__WHAT IS ASKED__:
Show only lines that include "defense".

(Extracted data entries)
:::::

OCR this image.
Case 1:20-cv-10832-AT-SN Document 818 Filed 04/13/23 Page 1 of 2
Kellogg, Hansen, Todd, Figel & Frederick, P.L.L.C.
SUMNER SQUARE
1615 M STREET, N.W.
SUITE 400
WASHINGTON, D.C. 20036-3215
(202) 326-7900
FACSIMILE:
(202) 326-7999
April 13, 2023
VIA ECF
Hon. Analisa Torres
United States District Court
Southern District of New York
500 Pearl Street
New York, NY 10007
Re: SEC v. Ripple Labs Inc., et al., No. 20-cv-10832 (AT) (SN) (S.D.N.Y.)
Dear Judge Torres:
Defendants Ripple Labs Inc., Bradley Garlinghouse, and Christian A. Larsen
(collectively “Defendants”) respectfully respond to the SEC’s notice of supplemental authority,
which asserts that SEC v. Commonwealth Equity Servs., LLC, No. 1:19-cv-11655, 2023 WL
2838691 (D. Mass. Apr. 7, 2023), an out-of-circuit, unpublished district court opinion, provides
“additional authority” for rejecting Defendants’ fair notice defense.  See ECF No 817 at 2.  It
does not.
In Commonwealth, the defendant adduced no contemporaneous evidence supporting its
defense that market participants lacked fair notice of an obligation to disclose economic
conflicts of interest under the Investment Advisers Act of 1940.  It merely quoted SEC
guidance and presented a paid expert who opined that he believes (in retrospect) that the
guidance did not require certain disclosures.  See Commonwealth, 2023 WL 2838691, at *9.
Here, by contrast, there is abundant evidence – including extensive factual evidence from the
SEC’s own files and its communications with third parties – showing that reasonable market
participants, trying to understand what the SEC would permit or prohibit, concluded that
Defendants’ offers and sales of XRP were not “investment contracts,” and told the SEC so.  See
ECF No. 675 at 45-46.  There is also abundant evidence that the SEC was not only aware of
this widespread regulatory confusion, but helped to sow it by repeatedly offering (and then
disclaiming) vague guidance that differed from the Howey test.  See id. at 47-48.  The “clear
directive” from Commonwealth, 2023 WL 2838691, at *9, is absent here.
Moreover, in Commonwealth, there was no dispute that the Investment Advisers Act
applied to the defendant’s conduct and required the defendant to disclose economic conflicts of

:::::

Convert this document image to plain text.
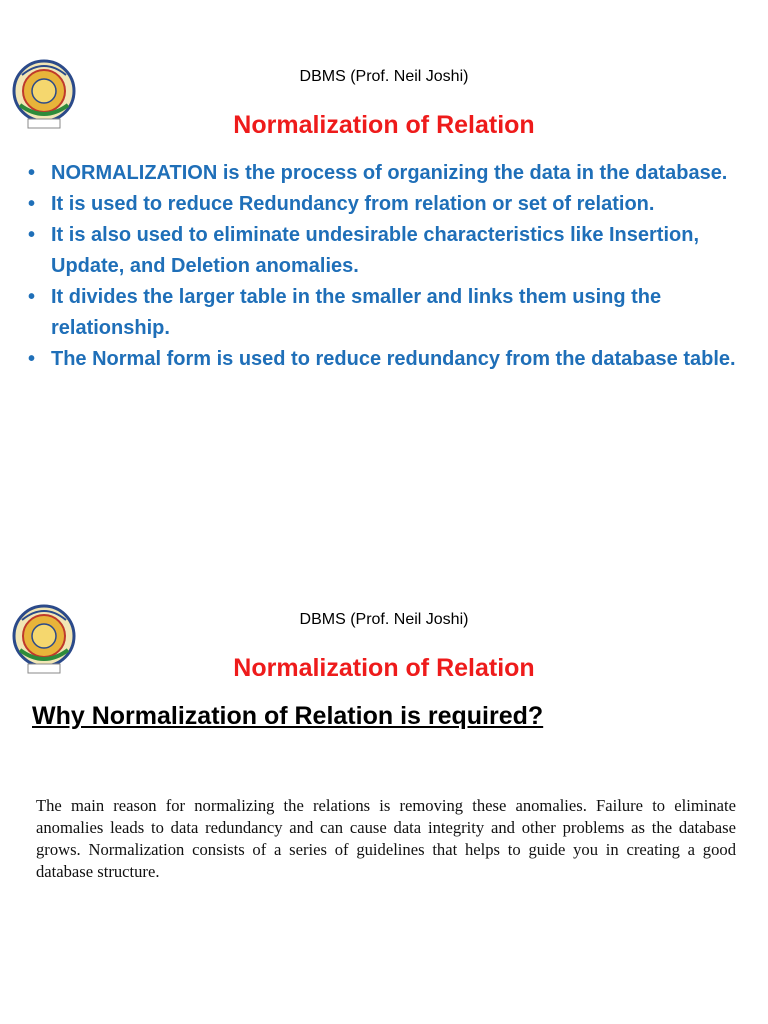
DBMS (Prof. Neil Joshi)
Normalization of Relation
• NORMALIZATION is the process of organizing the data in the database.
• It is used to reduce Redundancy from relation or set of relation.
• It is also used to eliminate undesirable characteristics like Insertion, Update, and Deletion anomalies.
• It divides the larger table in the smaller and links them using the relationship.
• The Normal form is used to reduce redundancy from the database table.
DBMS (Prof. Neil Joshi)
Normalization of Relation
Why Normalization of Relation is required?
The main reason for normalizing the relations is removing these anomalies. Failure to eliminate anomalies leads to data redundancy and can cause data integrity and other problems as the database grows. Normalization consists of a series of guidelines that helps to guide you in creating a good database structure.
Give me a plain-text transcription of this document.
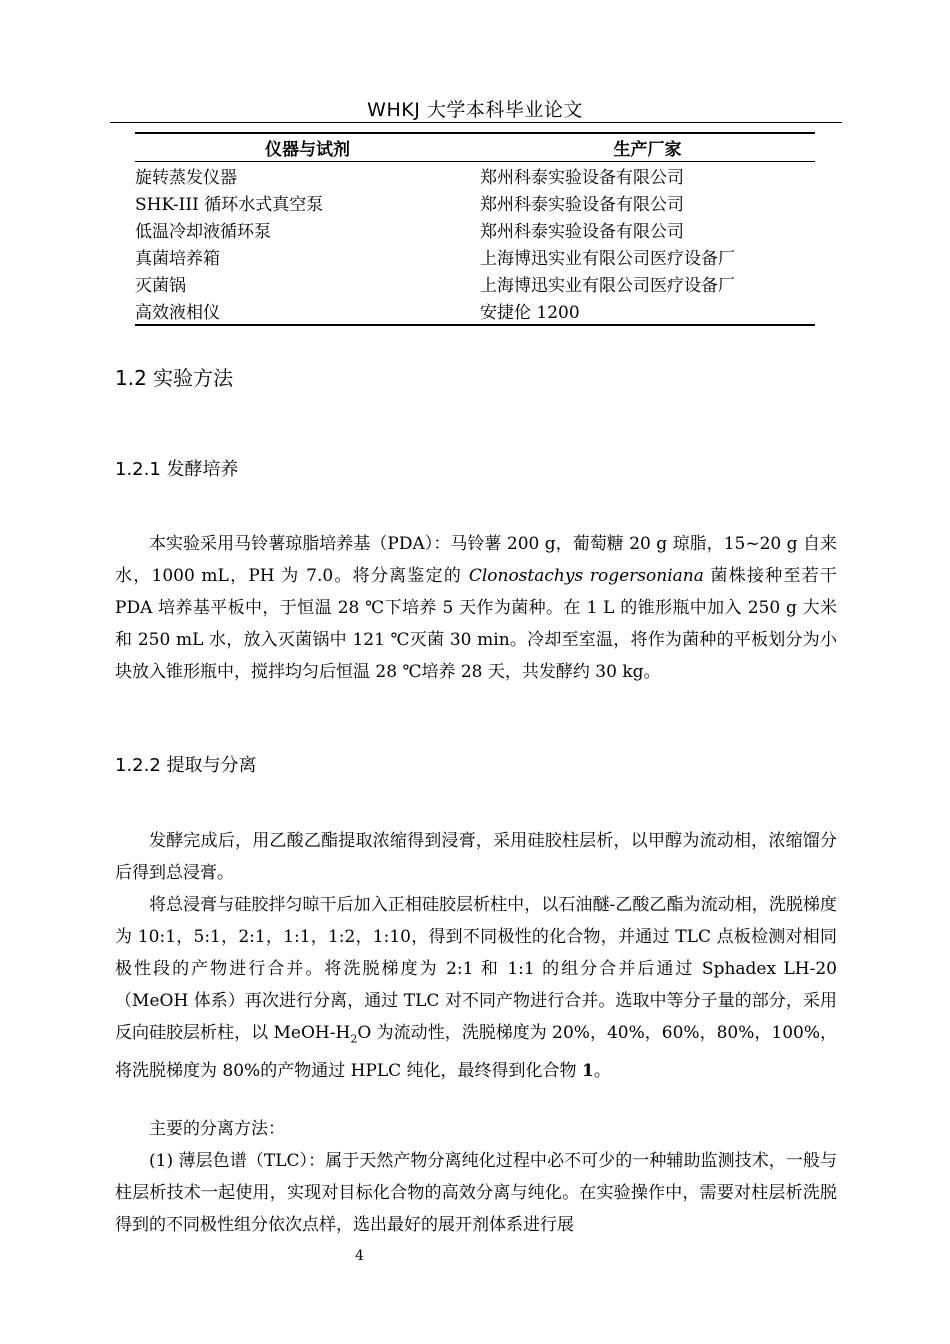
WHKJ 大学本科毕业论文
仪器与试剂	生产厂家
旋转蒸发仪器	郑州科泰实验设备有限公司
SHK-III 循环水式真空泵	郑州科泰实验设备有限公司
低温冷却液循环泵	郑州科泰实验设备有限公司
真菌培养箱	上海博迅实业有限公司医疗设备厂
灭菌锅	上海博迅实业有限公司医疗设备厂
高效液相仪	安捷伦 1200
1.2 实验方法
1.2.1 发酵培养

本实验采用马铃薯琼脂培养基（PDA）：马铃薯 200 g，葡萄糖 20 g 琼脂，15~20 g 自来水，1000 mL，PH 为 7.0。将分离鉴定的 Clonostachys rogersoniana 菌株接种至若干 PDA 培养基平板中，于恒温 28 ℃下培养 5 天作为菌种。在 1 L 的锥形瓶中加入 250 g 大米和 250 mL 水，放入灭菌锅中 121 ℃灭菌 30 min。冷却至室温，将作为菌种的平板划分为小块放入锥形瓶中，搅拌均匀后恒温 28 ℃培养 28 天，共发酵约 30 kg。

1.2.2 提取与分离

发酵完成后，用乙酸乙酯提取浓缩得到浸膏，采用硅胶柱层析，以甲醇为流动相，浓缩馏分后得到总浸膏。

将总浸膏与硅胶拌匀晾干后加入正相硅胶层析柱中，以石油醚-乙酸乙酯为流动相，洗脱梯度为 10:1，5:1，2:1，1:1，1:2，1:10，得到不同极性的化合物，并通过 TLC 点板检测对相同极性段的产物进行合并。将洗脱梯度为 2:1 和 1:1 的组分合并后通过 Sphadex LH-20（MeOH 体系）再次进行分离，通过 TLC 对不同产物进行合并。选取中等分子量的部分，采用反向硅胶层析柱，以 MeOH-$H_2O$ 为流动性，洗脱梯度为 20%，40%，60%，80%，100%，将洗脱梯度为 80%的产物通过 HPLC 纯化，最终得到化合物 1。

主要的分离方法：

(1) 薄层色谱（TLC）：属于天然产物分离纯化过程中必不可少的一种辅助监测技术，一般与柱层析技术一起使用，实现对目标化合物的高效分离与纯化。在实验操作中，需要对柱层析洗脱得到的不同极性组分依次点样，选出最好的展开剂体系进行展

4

:::::

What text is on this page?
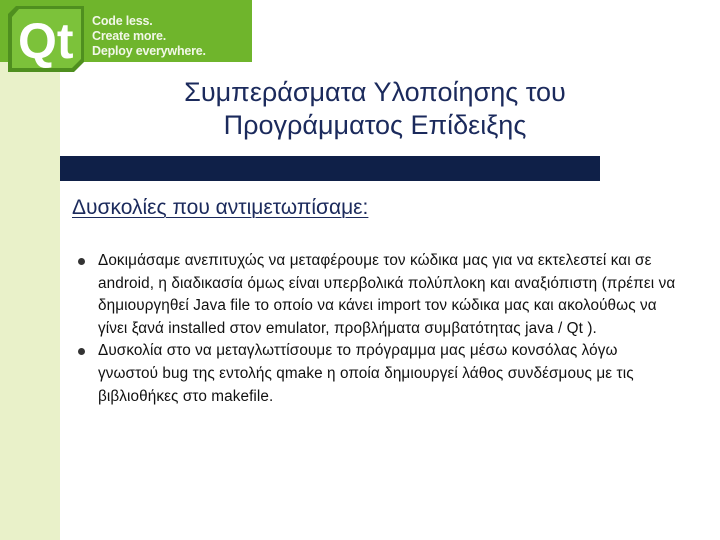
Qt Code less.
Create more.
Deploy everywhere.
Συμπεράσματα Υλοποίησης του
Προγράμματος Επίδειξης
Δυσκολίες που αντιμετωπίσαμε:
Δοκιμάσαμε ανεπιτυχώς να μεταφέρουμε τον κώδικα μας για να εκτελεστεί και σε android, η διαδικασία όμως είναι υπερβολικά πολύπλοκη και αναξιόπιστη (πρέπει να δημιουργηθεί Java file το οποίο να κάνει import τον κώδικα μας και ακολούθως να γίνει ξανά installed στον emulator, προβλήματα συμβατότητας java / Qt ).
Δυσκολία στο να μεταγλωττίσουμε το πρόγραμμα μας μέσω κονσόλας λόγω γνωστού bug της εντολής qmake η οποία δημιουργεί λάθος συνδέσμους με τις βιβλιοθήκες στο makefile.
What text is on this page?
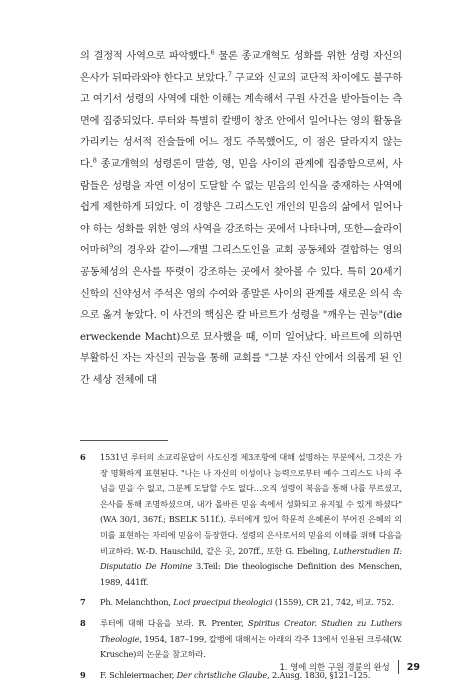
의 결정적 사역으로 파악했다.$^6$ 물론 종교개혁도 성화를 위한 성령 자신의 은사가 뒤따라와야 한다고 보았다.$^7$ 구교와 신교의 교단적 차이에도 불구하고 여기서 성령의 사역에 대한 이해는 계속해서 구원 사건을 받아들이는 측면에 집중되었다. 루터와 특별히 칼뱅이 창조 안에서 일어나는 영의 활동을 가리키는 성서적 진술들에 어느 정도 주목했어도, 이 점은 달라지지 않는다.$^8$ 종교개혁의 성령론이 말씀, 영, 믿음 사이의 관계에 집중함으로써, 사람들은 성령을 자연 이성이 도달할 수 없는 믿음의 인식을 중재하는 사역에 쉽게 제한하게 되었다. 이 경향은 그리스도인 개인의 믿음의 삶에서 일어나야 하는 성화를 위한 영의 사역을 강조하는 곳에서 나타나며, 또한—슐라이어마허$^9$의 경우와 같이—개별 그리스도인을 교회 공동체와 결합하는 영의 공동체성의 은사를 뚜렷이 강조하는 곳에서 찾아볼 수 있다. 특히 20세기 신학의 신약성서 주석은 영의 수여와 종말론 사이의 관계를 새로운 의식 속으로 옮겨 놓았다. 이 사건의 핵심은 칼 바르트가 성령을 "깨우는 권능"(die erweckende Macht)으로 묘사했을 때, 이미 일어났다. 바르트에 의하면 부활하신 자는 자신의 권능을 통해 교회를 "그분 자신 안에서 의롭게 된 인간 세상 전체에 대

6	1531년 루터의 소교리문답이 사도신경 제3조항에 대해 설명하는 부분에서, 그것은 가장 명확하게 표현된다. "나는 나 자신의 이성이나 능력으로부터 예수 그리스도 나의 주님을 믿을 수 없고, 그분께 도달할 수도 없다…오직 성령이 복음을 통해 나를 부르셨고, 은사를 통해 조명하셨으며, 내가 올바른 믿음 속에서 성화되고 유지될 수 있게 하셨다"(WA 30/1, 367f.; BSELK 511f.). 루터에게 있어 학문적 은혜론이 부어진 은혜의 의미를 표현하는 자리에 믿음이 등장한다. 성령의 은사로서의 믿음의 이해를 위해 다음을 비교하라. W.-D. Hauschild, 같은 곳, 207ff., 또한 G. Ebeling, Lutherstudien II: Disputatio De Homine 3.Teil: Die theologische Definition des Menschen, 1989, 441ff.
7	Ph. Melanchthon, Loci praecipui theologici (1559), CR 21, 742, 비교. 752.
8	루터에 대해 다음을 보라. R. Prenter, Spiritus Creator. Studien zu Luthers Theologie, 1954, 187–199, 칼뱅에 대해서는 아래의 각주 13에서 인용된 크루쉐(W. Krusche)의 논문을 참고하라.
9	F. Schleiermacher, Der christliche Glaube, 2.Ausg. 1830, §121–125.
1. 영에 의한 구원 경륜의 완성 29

:::::

__WRITTEN RESPONSE__:
“additional authority” for rejecting Defendants’ fair notice defense.  See ECF No 817 at 2.  It
defense that market participants lacked fair notice of an obligation to disclose economic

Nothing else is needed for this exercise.